Work to do
Type the records out again in full, exactly.

-- Start of Given records --

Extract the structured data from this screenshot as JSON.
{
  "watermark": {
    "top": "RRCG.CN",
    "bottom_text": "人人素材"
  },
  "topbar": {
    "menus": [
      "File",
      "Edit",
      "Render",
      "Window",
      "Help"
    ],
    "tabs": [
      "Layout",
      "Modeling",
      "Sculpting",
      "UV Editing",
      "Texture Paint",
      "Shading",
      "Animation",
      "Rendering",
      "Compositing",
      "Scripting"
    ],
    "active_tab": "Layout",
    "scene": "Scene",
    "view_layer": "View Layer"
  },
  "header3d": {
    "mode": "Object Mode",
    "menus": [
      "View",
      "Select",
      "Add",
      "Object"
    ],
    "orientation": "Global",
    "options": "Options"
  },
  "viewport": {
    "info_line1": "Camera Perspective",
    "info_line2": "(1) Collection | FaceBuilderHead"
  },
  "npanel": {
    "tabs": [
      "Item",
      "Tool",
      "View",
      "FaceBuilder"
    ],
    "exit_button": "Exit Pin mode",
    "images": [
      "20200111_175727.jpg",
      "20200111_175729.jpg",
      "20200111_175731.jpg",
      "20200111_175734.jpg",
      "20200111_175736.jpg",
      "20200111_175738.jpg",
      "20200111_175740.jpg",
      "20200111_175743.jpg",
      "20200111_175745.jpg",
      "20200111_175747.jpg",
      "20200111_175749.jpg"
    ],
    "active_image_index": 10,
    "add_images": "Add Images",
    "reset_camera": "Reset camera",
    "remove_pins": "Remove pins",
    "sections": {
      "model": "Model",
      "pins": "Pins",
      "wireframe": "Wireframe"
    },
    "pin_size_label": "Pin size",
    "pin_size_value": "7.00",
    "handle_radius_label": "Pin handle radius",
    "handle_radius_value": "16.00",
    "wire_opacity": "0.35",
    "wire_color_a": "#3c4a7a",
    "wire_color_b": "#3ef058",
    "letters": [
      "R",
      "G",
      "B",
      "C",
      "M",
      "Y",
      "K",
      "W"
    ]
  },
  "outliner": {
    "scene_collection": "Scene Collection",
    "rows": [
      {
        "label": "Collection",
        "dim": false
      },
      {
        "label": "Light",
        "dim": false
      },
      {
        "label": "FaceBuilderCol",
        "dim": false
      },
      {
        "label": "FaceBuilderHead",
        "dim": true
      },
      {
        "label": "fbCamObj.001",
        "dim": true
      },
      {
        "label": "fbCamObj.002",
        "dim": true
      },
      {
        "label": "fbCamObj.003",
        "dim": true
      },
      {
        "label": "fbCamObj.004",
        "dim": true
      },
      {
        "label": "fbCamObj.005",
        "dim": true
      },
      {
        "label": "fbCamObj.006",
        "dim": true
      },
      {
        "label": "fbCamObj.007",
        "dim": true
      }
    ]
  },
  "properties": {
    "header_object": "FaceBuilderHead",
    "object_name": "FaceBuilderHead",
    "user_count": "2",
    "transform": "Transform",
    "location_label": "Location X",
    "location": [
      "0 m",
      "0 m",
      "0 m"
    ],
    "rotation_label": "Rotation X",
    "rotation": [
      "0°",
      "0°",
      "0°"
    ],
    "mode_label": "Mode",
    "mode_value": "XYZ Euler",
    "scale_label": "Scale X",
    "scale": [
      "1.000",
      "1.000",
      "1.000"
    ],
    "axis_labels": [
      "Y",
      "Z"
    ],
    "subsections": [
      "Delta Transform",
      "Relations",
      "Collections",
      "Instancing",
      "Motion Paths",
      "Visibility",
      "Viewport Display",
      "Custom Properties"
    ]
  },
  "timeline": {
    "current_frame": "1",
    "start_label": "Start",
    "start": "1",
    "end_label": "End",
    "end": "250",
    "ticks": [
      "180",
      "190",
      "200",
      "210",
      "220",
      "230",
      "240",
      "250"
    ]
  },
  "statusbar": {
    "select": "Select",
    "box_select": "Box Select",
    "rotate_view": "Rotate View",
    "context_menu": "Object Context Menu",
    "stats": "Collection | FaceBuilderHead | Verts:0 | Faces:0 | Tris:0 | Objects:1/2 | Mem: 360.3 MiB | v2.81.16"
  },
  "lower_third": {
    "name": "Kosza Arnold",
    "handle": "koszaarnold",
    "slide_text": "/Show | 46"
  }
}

-- End of Given records --

Solved problem
Extract the structured data from this screenshot as JSON.
{
  "watermark": {
    "top": "RRCG.CN",
    "bottom_text": "人人素材"
  },
  "topbar": {
    "menus": [
      "File",
      "Edit",
      "Render",
      "Window",
      "Help"
    ],
    "tabs": [
      "Layout",
      "Modeling",
      "Sculpting",
      "UV Editing",
      "Texture Paint",
      "Shading",
      "Animation",
      "Rendering",
      "Compositing",
      "Scripting"
    ],
    "active_tab": "Layout",
    "scene": "Scene",
    "view_layer": "View Layer"
  },
  "header3d": {
    "mode": "Object Mode",
    "menus": [
      "View",
      "Select",
      "Add",
      "Object"
    ],
    "orientation": "Global",
    "options": "Options"
  },
  "viewport": {
    "info_line1": "Camera Perspective",
    "info_line2": "(1) Collection | FaceBuilderHead"
  },
  "npanel": {
    "tabs": [
      "Item",
      "Tool",
      "View",
      "FaceBuilder"
    ],
    "exit_button": "Exit Pin mode",
    "images": [
      "20200111_175727.jpg",
      "20200111_175729.jpg",
      "20200111_175731.jpg",
      "20200111_175734.jpg",
      "20200111_175736.jpg",
      "20200111_175738.jpg",
      "20200111_175740.jpg",
      "20200111_175743.jpg",
      "20200111_175745.jpg",
      "20200111_175747.jpg",
      "20200111_175749.jpg"
    ],
    "active_image_index": 10,
    "add_images": "Add Images",
    "reset_camera": "Reset camera",
    "remove_pins": "Remove pins",
    "sections": {
      "model": "Model",
      "pins": "Pins",
      "wireframe": "Wireframe"
    },
    "pin_size_label": "Pin size",
    "pin_size_value": "7.00",
    "handle_radius_label": "Pin handle radius",
    "handle_radius_value": "16.00",
    "wire_opacity": "0.35",
    "wire_color_a": "#3c4a7a",
    "wire_color_b": "#3ef058",
    "letters": [
      "R",
      "G",
      "B",
      "C",
      "M",
      "Y",
      "K",
      "W"
    ]
  },
  "outliner": {
    "scene_collection": "Scene Collection",
    "rows": [
      {
        "label": "Collection",
        "dim": false
      },
      {
        "label": "Light",
        "dim": false
      },
      {
        "label": "FaceBuilderCol",
        "dim": false
      },
      {
        "label": "FaceBuilderHead",
        "dim": true
      },
      {
        "label": "fbCamObj.001",
        "dim": true
      },
      {
        "label": "fbCamObj.002",
        "dim": true
      },
      {
        "label": "fbCamObj.003",
        "dim": true
      },
      {
        "label": "fbCamObj.004",
        "dim": true
      },
      {
        "label": "fbCamObj.005",
        "dim": true
      },
      {
        "label": "fbCamObj.006",
        "dim": true
      },
      {
        "label": "fbCamObj.007",
        "dim": true
      }
    ]
  },
  "properties": {
    "header_object": "FaceBuilderHead",
    "object_name": "FaceBuilderHead",
    "user_count": "2",
    "transform": "Transform",
    "location_label": "Location X",
    "location": [
      "0 m",
      "0 m",
      "0 m"
    ],
    "rotation_label": "Rotation X",
    "rotation": [
      "0°",
      "0°",
      "0°"
    ],
    "mode_label": "Mode",
    "mode_value": "XYZ Euler",
    "scale_label": "Scale X",
    "scale": [
      "1.000",
      "1.000",
      "1.000"
    ],
    "axis_labels": [
      "Y",
      "Z"
    ],
    "subsections": [
      "Delta Transform",
      "Relations",
      "Collections",
      "Instancing",
      "Motion Paths",
      "Visibility",
      "Viewport Display",
      "Custom Properties"
    ]
  },
  "timeline": {
    "current_frame": "1",
    "start_label": "Start",
    "start": "1",
    "end_label": "End",
    "end": "250",
    "ticks": [
      "180",
      "190",
      "200",
      "210",
      "220",
      "230",
      "240",
      "250"
    ]
  },
  "statusbar": {
    "select": "Select",
    "box_select": "Box Select",
    "rotate_view": "Rotate View",
    "context_menu": "Object Context Menu",
    "stats": "Collection | FaceBuilderHead | Verts:0 | Faces:0 | Tris:0 | Objects:1/2 | Mem: 360.3 MiB | v2.81.16"
  },
  "lower_third": {
    "name": "Kosza Arnold",
    "handle": "koszaarnold",
    "slide_text": "/Show | 46"
  }
}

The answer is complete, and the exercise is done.